## THE EXERCISE
Provide the number of lines containing the word "Daily", and nothing else.

Saved data entries
________________________________________
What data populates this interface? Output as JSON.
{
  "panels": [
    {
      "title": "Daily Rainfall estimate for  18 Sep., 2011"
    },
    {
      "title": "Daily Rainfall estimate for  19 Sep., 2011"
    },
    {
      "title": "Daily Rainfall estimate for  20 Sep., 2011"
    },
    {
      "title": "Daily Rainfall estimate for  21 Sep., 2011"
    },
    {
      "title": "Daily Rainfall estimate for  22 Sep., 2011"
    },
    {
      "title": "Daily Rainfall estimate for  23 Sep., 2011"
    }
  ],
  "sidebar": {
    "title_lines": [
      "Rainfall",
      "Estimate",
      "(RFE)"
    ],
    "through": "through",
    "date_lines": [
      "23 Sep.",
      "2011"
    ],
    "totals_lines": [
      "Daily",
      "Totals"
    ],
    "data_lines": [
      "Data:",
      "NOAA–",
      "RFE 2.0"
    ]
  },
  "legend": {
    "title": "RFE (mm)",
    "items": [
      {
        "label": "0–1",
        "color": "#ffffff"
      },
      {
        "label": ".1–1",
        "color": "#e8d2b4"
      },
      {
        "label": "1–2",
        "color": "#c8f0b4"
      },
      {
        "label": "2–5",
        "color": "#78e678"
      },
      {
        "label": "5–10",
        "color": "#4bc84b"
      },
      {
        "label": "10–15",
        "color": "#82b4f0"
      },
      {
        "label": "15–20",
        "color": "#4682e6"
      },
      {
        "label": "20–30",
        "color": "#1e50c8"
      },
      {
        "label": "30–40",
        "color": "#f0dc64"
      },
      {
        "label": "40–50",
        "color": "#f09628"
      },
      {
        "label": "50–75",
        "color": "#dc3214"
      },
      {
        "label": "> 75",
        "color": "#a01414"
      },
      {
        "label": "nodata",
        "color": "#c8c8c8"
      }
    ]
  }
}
________________________________________
## TASK RESULT
7